- [Objective]: Copy out all of the material exactly as presented.

- [Supplied data]:
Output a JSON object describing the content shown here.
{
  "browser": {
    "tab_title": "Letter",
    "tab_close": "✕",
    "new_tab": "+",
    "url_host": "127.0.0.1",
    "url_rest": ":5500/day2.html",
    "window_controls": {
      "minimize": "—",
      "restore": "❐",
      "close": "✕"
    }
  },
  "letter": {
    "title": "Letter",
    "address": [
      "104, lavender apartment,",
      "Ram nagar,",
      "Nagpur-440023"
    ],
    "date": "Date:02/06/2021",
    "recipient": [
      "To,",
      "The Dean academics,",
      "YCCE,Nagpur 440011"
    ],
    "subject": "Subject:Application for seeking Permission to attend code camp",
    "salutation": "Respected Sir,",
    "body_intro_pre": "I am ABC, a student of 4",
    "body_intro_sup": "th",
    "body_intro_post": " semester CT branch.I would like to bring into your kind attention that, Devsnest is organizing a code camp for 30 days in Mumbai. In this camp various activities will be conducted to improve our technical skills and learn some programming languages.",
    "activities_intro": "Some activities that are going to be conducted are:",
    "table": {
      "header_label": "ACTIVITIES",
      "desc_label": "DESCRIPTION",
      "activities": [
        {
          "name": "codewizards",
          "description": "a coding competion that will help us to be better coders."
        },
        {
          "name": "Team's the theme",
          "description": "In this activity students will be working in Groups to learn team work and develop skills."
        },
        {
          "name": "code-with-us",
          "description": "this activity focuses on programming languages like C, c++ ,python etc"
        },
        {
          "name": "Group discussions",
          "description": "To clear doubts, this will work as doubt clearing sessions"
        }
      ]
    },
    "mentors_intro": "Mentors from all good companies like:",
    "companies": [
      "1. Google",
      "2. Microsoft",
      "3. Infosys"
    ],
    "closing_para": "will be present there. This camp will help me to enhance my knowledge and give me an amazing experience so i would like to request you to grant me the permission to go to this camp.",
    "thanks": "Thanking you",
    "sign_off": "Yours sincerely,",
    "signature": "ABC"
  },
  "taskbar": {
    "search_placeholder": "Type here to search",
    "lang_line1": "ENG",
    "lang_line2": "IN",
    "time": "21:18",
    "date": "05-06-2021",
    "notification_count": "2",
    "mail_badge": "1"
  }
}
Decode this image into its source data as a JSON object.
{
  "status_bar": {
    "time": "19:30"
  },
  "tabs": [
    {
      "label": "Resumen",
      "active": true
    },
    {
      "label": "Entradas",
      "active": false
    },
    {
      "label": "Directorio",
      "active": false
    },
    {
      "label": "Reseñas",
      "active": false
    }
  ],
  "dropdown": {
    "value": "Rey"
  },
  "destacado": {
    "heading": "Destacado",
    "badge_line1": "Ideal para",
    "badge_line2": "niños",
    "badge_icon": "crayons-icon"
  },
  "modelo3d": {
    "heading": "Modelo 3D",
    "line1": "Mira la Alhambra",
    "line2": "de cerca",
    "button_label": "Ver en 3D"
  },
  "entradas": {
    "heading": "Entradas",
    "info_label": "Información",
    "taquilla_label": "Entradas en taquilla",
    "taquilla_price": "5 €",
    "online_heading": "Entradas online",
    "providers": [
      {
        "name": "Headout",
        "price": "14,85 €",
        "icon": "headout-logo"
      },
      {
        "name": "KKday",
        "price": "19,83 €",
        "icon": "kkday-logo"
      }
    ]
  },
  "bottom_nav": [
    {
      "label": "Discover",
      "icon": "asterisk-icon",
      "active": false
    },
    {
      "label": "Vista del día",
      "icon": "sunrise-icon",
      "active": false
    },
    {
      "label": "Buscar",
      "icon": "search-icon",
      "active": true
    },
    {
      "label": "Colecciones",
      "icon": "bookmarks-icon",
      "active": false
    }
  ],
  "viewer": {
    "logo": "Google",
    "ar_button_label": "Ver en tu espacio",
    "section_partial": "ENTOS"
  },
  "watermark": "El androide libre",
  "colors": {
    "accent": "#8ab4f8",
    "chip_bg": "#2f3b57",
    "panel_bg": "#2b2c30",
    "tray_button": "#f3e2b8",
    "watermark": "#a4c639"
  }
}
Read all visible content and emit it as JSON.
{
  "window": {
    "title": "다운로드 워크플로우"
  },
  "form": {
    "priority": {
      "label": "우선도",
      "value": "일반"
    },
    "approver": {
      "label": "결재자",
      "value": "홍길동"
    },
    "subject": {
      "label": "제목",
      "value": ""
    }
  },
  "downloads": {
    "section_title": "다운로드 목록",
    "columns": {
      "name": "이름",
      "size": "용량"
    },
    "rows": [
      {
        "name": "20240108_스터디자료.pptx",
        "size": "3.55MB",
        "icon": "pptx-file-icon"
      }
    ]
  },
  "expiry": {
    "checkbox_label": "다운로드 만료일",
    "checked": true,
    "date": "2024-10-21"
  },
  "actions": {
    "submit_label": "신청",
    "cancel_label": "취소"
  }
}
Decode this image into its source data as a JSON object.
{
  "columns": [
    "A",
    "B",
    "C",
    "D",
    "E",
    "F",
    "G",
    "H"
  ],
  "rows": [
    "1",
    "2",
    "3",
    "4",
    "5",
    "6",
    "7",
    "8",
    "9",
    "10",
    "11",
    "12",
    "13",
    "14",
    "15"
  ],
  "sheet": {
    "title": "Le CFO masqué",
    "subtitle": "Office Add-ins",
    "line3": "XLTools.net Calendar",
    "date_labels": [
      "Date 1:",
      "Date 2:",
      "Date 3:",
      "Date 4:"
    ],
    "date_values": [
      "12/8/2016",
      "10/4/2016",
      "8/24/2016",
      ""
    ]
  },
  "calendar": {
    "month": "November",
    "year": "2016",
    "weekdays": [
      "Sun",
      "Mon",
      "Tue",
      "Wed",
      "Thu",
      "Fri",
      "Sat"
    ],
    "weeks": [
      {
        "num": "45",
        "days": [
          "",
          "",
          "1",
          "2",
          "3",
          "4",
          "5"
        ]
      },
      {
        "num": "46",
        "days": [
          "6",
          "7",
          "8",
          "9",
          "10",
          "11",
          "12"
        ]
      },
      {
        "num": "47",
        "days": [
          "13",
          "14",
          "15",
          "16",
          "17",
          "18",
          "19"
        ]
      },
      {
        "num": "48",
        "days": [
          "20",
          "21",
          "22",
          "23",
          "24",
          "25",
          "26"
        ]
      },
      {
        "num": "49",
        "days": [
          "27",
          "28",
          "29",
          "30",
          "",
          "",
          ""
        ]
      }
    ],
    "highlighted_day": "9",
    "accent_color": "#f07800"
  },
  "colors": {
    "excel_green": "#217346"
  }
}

- [The solution]:
Output a JSON object describing the content shown here.
{
  "browser": {
    "tab_title": "Letter",
    "tab_close": "✕",
    "new_tab": "+",
    "url_host": "127.0.0.1",
    "url_rest": ":5500/day2.html",
    "window_controls": {
      "minimize": "—",
      "restore": "❐",
      "close": "✕"
    }
  },
  "letter": {
    "title": "Letter",
    "address": [
      "104, lavender apartment,",
      "Ram nagar,",
      "Nagpur-440023"
    ],
    "date": "Date:02/06/2021",
    "recipient": [
      "To,",
      "The Dean academics,",
      "YCCE,Nagpur 440011"
    ],
    "subject": "Subject:Application for seeking Permission to attend code camp",
    "salutation": "Respected Sir,",
    "body_intro_pre": "I am ABC, a student of 4",
    "body_intro_sup": "th",
    "body_intro_post": " semester CT branch.I would like to bring into your kind attention that, Devsnest is organizing a code camp for 30 days in Mumbai. In this camp various activities will be conducted to improve our technical skills and learn some programming languages.",
    "activities_intro": "Some activities that are going to be conducted are:",
    "table": {
      "header_label": "ACTIVITIES",
      "desc_label": "DESCRIPTION",
      "activities": [
        {
          "name": "codewizards",
          "description": "a coding competion that will help us to be better coders."
        },
        {
          "name": "Team's the theme",
          "description": "In this activity students will be working in Groups to learn team work and develop skills."
        },
        {
          "name": "code-with-us",
          "description": "this activity focuses on programming languages like C, c++ ,python etc"
        },
        {
          "name": "Group discussions",
          "description": "To clear doubts, this will work as doubt clearing sessions"
        }
      ]
    },
    "mentors_intro": "Mentors from all good companies like:",
    "companies": [
      "1. Google",
      "2. Microsoft",
      "3. Infosys"
    ],
    "closing_para": "will be present there. This camp will help me to enhance my knowledge and give me an amazing experience so i would like to request you to grant me the permission to go to this camp.",
    "thanks": "Thanking you",
    "sign_off": "Yours sincerely,",
    "signature": "ABC"
  },
  "taskbar": {
    "search_placeholder": "Type here to search",
    "lang_line1": "ENG",
    "lang_line2": "IN",
    "time": "21:18",
    "date": "05-06-2021",
    "notification_count": "2",
    "mail_badge": "1"
  }
}
Decode this image into its source data as a JSON object.
{
  "status_bar": {
    "time": "19:30"
  },
  "tabs": [
    {
      "label": "Resumen",
      "active": true
    },
    {
      "label": "Entradas",
      "active": false
    },
    {
      "label": "Directorio",
      "active": false
    },
    {
      "label": "Reseñas",
      "active": false
    }
  ],
  "dropdown": {
    "value": "Rey"
  },
  "destacado": {
    "heading": "Destacado",
    "badge_line1": "Ideal para",
    "badge_line2": "niños",
    "badge_icon": "crayons-icon"
  },
  "modelo3d": {
    "heading": "Modelo 3D",
    "line1": "Mira la Alhambra",
    "line2": "de cerca",
    "button_label": "Ver en 3D"
  },
  "entradas": {
    "heading": "Entradas",
    "info_label": "Información",
    "taquilla_label": "Entradas en taquilla",
    "taquilla_price": "5 €",
    "online_heading": "Entradas online",
    "providers": [
      {
        "name": "Headout",
        "price": "14,85 €",
        "icon": "headout-logo"
      },
      {
        "name": "KKday",
        "price": "19,83 €",
        "icon": "kkday-logo"
      }
    ]
  },
  "bottom_nav": [
    {
      "label": "Discover",
      "icon": "asterisk-icon",
      "active": false
    },
    {
      "label": "Vista del día",
      "icon": "sunrise-icon",
      "active": false
    },
    {
      "label": "Buscar",
      "icon": "search-icon",
      "active": true
    },
    {
      "label": "Colecciones",
      "icon": "bookmarks-icon",
      "active": false
    }
  ],
  "viewer": {
    "logo": "Google",
    "ar_button_label": "Ver en tu espacio",
    "section_partial": "ENTOS"
  },
  "watermark": "El androide libre",
  "colors": {
    "accent": "#8ab4f8",
    "chip_bg": "#2f3b57",
    "panel_bg": "#2b2c30",
    "tray_button": "#f3e2b8",
    "watermark": "#a4c639"
  }
}
Read all visible content and emit it as JSON.
{
  "window": {
    "title": "다운로드 워크플로우"
  },
  "form": {
    "priority": {
      "label": "우선도",
      "value": "일반"
    },
    "approver": {
      "label": "결재자",
      "value": "홍길동"
    },
    "subject": {
      "label": "제목",
      "value": ""
    }
  },
  "downloads": {
    "section_title": "다운로드 목록",
    "columns": {
      "name": "이름",
      "size": "용량"
    },
    "rows": [
      {
        "name": "20240108_스터디자료.pptx",
        "size": "3.55MB",
        "icon": "pptx-file-icon"
      }
    ]
  },
  "expiry": {
    "checkbox_label": "다운로드 만료일",
    "checked": true,
    "date": "2024-10-21"
  },
  "actions": {
    "submit_label": "신청",
    "cancel_label": "취소"
  }
}
Decode this image into its source data as a JSON object.
{
  "columns": [
    "A",
    "B",
    "C",
    "D",
    "E",
    "F",
    "G",
    "H"
  ],
  "rows": [
    "1",
    "2",
    "3",
    "4",
    "5",
    "6",
    "7",
    "8",
    "9",
    "10",
    "11",
    "12",
    "13",
    "14",
    "15"
  ],
  "sheet": {
    "title": "Le CFO masqué",
    "subtitle": "Office Add-ins",
    "line3": "XLTools.net Calendar",
    "date_labels": [
      "Date 1:",
      "Date 2:",
      "Date 3:",
      "Date 4:"
    ],
    "date_values": [
      "12/8/2016",
      "10/4/2016",
      "8/24/2016",
      ""
    ]
  },
  "calendar": {
    "month": "November",
    "year": "2016",
    "weekdays": [
      "Sun",
      "Mon",
      "Tue",
      "Wed",
      "Thu",
      "Fri",
      "Sat"
    ],
    "weeks": [
      {
        "num": "45",
        "days": [
          "",
          "",
          "1",
          "2",
          "3",
          "4",
          "5"
        ]
      },
      {
        "num": "46",
        "days": [
          "6",
          "7",
          "8",
          "9",
          "10",
          "11",
          "12"
        ]
      },
      {
        "num": "47",
        "days": [
          "13",
          "14",
          "15",
          "16",
          "17",
          "18",
          "19"
        ]
      },
      {
        "num": "48",
        "days": [
          "20",
          "21",
          "22",
          "23",
          "24",
          "25",
          "26"
        ]
      },
      {
        "num": "49",
        "days": [
          "27",
          "28",
          "29",
          "30",
          "",
          "",
          ""
        ]
      }
    ],
    "highlighted_day": "9",
    "accent_color": "#f07800"
  },
  "colors": {
    "excel_green": "#217346"
  }
}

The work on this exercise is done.